[BRIEF] Output the material beneath this task exactly, images excluded.

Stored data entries
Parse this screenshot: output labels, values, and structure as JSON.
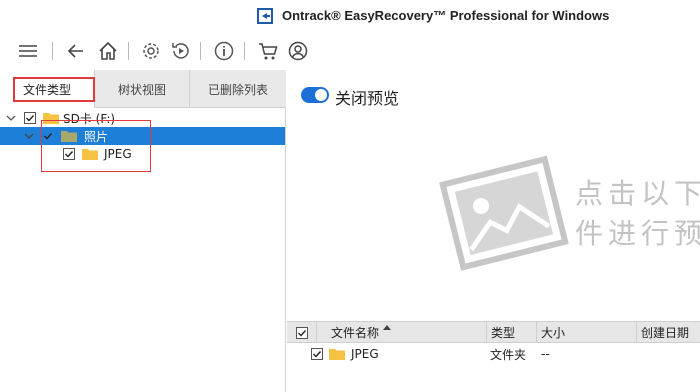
{
  "window": {
    "title": "Ontrack® EasyRecovery™ Professional for Windows",
    "icon": "app-logo-icon"
  },
  "toolbar": {
    "icons": [
      "menu-icon",
      "back-icon",
      "home-icon",
      "settings-icon",
      "recover-icon",
      "info-icon",
      "cart-icon",
      "account-icon"
    ]
  },
  "left_panel": {
    "tabs": [
      {
        "label": "文件类型",
        "active": true
      },
      {
        "label": "树状视图",
        "active": false
      },
      {
        "label": "已删除列表",
        "active": false
      }
    ],
    "tree": [
      {
        "label": "SD卡 (F:)",
        "checked": true,
        "expanded": true,
        "selected": false
      },
      {
        "label": "照片",
        "checked": true,
        "expanded": true,
        "selected": true
      },
      {
        "label": "JPEG",
        "checked": true,
        "expanded": false,
        "selected": false
      }
    ]
  },
  "right_panel": {
    "preview_toggle": {
      "label": "关闭预览",
      "on": true
    },
    "hint_lines": [
      "点击以下",
      "件进行预"
    ],
    "columns": [
      "文件名称",
      "类型",
      "大小",
      "创建日期"
    ],
    "rows": [
      {
        "name": "JPEG",
        "type": "文件夹",
        "size": "--",
        "date": "",
        "checked": true
      }
    ]
  },
  "colors": {
    "accent": "#1e7fd8",
    "highlight": "#e03a3a",
    "folder": "#f5c242"
  }
}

[SOLUTION]
Parse this screenshot: output labels, values, and structure as JSON.
{
  "window": {
    "title": "Ontrack® EasyRecovery™ Professional for Windows",
    "icon": "app-logo-icon"
  },
  "toolbar": {
    "icons": [
      "menu-icon",
      "back-icon",
      "home-icon",
      "settings-icon",
      "recover-icon",
      "info-icon",
      "cart-icon",
      "account-icon"
    ]
  },
  "left_panel": {
    "tabs": [
      {
        "label": "文件类型",
        "active": true
      },
      {
        "label": "树状视图",
        "active": false
      },
      {
        "label": "已删除列表",
        "active": false
      }
    ],
    "tree": [
      {
        "label": "SD卡 (F:)",
        "checked": true,
        "expanded": true,
        "selected": false
      },
      {
        "label": "照片",
        "checked": true,
        "expanded": true,
        "selected": true
      },
      {
        "label": "JPEG",
        "checked": true,
        "expanded": false,
        "selected": false
      }
    ]
  },
  "right_panel": {
    "preview_toggle": {
      "label": "关闭预览",
      "on": true
    },
    "hint_lines": [
      "点击以下",
      "件进行预"
    ],
    "columns": [
      "文件名称",
      "类型",
      "大小",
      "创建日期"
    ],
    "rows": [
      {
        "name": "JPEG",
        "type": "文件夹",
        "size": "--",
        "date": "",
        "checked": true
      }
    ]
  },
  "colors": {
    "accent": "#1e7fd8",
    "highlight": "#e03a3a",
    "folder": "#f5c242"
  }
}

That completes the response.